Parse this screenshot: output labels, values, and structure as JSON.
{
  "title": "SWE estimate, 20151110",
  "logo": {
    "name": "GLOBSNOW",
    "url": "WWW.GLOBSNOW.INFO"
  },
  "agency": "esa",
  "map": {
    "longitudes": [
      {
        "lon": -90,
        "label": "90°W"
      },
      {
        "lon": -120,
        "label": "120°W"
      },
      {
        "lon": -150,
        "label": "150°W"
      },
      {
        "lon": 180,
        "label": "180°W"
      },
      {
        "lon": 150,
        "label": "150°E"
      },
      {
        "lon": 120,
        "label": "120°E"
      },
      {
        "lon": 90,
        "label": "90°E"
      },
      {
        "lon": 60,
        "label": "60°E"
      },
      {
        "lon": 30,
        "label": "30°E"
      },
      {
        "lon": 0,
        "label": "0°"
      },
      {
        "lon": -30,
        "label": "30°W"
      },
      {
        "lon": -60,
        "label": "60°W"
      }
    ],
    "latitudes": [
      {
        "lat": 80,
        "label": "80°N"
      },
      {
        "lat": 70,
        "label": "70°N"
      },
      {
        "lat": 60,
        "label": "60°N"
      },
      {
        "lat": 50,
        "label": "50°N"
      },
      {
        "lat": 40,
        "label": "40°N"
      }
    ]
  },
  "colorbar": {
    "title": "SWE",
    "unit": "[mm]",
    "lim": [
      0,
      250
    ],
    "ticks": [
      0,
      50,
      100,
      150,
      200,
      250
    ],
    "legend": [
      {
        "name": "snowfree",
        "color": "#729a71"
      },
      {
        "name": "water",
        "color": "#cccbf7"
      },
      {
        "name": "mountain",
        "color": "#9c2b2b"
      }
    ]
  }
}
--
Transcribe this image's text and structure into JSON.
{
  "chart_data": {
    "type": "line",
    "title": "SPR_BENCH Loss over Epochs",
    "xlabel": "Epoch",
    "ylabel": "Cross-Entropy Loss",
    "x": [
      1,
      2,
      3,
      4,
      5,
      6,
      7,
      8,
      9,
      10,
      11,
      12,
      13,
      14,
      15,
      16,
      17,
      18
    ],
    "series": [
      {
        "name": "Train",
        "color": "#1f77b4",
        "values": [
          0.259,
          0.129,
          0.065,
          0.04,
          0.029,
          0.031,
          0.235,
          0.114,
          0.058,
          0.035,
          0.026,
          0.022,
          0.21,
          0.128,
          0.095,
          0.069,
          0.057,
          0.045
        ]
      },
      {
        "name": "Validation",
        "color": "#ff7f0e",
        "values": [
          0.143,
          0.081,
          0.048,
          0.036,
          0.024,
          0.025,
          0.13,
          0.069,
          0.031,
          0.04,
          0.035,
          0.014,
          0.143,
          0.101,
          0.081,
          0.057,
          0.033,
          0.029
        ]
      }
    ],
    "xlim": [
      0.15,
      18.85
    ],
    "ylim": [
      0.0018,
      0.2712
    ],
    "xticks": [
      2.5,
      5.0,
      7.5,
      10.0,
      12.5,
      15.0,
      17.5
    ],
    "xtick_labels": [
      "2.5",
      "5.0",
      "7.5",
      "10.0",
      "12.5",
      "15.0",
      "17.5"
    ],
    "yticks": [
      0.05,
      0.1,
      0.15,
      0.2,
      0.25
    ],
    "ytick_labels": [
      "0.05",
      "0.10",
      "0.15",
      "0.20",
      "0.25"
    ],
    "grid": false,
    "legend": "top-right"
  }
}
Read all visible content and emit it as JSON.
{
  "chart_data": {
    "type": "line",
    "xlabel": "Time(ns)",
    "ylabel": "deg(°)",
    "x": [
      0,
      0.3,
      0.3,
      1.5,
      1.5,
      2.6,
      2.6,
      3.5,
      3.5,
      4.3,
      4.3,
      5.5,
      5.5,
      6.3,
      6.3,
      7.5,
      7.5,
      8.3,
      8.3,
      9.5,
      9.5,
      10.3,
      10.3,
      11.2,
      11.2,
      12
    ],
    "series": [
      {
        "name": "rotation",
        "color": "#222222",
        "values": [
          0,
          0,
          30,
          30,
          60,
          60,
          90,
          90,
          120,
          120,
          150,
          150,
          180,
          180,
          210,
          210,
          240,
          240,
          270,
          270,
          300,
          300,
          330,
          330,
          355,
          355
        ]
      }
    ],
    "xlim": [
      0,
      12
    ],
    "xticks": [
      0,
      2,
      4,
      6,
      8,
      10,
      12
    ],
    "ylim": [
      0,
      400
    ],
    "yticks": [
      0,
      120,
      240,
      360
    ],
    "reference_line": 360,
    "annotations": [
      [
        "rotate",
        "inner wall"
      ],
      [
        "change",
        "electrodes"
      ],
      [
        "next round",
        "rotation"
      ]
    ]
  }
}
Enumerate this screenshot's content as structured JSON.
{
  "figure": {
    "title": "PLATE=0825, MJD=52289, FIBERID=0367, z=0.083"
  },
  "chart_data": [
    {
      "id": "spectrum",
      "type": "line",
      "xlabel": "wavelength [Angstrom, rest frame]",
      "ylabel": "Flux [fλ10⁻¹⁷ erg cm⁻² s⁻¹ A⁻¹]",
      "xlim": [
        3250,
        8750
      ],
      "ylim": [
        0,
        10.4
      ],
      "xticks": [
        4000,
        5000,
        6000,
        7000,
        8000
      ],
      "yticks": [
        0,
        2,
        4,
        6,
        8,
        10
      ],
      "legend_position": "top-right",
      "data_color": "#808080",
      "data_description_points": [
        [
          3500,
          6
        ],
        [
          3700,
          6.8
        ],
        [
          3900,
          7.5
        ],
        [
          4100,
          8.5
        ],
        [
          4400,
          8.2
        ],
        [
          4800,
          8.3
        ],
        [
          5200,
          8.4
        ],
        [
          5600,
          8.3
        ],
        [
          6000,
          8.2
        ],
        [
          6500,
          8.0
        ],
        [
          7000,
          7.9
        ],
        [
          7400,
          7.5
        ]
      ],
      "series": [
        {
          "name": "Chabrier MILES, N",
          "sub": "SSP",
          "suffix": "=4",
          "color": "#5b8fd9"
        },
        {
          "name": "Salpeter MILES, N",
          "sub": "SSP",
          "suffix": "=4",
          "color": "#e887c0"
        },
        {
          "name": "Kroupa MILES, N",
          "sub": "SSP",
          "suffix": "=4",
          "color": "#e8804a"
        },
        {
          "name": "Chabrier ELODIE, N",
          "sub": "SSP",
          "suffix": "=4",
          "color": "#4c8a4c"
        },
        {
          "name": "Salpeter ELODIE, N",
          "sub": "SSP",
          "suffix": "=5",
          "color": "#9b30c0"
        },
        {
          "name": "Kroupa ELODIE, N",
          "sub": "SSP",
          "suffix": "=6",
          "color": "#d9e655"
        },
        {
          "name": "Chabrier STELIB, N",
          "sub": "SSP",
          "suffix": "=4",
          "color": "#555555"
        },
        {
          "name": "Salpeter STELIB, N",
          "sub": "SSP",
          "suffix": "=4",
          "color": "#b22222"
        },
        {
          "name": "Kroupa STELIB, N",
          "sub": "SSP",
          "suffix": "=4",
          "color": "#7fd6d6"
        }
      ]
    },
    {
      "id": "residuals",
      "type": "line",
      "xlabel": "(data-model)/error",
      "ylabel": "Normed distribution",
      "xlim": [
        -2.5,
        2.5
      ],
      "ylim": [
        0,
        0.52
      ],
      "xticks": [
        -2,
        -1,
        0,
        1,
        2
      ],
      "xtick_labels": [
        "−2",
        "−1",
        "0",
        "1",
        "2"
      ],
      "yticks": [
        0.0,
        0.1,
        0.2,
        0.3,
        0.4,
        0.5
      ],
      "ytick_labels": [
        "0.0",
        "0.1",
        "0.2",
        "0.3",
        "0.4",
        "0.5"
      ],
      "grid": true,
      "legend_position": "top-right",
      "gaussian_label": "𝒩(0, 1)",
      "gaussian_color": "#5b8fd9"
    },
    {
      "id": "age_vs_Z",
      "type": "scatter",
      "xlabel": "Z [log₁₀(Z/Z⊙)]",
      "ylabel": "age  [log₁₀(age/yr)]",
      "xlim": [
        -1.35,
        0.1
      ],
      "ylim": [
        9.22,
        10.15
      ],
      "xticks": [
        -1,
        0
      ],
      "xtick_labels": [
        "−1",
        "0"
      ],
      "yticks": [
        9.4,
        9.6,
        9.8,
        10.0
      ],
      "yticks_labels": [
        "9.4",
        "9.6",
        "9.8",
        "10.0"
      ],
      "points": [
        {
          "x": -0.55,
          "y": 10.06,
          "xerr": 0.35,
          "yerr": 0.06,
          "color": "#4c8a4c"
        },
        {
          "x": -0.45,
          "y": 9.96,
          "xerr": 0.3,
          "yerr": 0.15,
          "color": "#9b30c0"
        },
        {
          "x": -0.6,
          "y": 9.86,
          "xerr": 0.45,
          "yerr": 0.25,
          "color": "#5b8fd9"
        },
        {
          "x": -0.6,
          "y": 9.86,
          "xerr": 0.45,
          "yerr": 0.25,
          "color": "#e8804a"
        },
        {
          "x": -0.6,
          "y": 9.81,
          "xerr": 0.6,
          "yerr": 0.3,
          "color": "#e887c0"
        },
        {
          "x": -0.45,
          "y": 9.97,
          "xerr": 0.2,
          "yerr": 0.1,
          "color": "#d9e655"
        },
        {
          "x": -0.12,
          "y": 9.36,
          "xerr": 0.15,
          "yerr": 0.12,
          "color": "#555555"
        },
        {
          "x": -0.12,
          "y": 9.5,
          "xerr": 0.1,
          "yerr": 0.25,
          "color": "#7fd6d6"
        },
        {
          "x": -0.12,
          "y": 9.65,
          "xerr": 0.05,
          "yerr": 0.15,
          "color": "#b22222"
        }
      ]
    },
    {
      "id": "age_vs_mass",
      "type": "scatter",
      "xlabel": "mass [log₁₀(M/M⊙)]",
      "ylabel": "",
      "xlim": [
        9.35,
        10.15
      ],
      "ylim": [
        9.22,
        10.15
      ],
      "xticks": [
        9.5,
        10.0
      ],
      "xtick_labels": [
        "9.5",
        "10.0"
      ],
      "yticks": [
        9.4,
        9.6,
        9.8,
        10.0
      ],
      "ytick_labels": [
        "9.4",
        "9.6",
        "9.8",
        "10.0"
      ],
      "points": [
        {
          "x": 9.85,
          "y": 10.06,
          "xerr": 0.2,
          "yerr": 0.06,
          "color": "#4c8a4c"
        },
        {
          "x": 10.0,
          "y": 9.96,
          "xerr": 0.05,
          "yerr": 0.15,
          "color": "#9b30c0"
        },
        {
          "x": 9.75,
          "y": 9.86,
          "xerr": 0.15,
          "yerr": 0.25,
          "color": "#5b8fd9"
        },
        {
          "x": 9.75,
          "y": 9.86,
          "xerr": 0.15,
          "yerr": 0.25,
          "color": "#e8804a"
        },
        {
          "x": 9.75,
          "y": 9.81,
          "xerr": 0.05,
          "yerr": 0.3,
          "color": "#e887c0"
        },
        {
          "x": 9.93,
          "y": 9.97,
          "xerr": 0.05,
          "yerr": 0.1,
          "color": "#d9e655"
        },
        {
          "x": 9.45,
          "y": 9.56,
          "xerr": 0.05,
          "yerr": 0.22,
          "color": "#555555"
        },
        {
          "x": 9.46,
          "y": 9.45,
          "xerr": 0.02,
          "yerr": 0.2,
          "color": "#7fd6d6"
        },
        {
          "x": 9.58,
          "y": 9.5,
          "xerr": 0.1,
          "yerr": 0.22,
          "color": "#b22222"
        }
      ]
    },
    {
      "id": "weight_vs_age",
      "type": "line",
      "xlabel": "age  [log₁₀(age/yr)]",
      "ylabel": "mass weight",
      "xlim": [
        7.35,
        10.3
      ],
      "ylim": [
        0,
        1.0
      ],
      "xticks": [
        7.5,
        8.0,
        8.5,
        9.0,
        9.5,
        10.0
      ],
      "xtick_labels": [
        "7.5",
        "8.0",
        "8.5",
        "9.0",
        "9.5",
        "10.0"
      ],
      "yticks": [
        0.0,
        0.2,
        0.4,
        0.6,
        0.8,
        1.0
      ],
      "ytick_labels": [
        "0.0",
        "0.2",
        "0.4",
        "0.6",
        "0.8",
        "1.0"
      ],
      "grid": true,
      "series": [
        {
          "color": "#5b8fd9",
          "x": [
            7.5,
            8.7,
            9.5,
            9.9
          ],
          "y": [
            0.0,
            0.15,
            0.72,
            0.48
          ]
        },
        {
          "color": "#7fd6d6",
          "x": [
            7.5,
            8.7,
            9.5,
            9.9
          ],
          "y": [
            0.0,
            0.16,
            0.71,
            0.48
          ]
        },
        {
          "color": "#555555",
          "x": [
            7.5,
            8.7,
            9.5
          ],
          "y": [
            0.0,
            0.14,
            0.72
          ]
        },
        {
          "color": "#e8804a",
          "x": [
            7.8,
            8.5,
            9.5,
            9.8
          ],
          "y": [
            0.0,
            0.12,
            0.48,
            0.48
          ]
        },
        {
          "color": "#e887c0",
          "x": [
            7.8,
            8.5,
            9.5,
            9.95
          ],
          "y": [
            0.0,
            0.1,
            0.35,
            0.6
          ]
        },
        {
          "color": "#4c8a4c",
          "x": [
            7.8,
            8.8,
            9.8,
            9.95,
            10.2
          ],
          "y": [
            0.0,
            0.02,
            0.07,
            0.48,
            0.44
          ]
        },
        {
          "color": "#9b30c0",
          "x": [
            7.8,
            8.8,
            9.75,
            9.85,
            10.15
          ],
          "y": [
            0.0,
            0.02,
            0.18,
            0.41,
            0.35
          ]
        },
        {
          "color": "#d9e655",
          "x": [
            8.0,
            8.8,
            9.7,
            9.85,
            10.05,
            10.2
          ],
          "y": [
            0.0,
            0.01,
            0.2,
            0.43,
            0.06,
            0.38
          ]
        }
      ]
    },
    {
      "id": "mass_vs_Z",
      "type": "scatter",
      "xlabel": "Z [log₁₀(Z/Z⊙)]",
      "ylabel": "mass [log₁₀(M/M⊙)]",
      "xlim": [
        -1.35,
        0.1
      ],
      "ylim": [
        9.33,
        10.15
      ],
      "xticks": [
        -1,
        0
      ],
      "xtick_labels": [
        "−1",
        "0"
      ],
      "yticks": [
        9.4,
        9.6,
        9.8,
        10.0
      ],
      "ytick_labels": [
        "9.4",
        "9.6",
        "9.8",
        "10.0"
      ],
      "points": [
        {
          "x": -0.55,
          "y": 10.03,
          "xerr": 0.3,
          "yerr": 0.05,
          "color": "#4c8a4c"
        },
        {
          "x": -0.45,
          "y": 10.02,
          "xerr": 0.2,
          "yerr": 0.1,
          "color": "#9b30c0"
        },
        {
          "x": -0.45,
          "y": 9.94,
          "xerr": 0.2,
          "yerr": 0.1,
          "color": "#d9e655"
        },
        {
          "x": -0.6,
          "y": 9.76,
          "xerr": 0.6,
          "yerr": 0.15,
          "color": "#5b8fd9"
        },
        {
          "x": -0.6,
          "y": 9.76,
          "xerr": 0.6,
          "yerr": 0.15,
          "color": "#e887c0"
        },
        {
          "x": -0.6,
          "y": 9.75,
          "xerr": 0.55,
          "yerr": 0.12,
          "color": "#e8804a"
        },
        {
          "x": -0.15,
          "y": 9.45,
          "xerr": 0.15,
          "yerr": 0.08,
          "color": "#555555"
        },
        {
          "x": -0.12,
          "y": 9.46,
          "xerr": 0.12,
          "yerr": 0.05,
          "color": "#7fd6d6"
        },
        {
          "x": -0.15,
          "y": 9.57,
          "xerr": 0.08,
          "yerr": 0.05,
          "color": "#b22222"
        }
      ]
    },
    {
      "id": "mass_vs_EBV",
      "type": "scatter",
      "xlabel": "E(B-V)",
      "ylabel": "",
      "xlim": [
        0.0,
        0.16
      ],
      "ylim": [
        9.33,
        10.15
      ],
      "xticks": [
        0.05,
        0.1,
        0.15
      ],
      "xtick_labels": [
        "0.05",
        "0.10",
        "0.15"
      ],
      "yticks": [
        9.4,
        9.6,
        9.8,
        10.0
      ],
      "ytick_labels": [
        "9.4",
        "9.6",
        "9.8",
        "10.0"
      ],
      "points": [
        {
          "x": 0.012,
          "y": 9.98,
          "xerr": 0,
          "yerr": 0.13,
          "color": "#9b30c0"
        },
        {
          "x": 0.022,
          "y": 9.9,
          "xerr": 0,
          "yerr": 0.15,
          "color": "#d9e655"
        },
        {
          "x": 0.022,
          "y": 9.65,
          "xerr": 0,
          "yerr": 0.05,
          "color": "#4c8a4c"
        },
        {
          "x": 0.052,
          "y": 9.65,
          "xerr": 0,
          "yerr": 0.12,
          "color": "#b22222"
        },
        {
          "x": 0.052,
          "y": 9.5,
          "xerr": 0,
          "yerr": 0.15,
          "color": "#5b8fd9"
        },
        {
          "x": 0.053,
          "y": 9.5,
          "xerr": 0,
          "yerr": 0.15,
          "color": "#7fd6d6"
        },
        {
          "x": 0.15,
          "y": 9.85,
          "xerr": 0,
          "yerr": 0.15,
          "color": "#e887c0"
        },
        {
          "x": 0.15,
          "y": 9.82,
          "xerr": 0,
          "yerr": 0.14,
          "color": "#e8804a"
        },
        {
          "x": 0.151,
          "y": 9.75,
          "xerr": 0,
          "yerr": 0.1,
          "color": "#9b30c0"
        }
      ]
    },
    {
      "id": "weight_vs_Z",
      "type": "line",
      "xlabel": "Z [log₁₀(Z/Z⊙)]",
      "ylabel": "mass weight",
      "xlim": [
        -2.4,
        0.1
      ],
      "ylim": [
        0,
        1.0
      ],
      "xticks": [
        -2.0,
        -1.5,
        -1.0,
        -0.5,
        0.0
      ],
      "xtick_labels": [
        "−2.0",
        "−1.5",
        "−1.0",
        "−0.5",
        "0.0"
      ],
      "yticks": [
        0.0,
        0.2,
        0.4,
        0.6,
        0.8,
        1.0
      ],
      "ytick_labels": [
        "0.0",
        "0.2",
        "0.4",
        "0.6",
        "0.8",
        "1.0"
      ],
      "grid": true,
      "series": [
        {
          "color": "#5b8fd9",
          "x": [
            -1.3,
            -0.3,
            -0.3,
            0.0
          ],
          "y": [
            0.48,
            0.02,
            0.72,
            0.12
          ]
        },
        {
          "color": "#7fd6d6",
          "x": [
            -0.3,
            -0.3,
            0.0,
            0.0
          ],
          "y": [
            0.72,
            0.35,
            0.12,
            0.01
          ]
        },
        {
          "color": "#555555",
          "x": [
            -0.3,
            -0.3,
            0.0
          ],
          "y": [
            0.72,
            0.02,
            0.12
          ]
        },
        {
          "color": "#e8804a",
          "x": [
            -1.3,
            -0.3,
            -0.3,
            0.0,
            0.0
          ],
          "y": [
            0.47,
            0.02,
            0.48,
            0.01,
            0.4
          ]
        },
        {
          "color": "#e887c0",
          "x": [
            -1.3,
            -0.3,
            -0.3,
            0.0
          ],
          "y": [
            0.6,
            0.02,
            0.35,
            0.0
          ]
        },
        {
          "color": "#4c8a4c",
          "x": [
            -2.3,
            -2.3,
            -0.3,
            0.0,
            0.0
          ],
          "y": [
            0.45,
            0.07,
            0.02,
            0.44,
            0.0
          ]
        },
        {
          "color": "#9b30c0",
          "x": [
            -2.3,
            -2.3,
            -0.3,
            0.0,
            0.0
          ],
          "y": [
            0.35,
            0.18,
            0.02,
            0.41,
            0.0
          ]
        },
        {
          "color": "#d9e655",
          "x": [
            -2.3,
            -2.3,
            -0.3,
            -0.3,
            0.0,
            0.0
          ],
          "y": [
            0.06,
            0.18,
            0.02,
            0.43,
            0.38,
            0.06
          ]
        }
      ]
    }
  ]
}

▶ [STATED GOAL]: Pull out each line holding the string "JSON".

▶ [WRITTEN REPLY]:
Parse this screenshot: output labels, values, and structure as JSON.
Transcribe this image's text and structure into JSON.
Read all visible content and emit it as JSON.
Enumerate this screenshot's content as structured JSON.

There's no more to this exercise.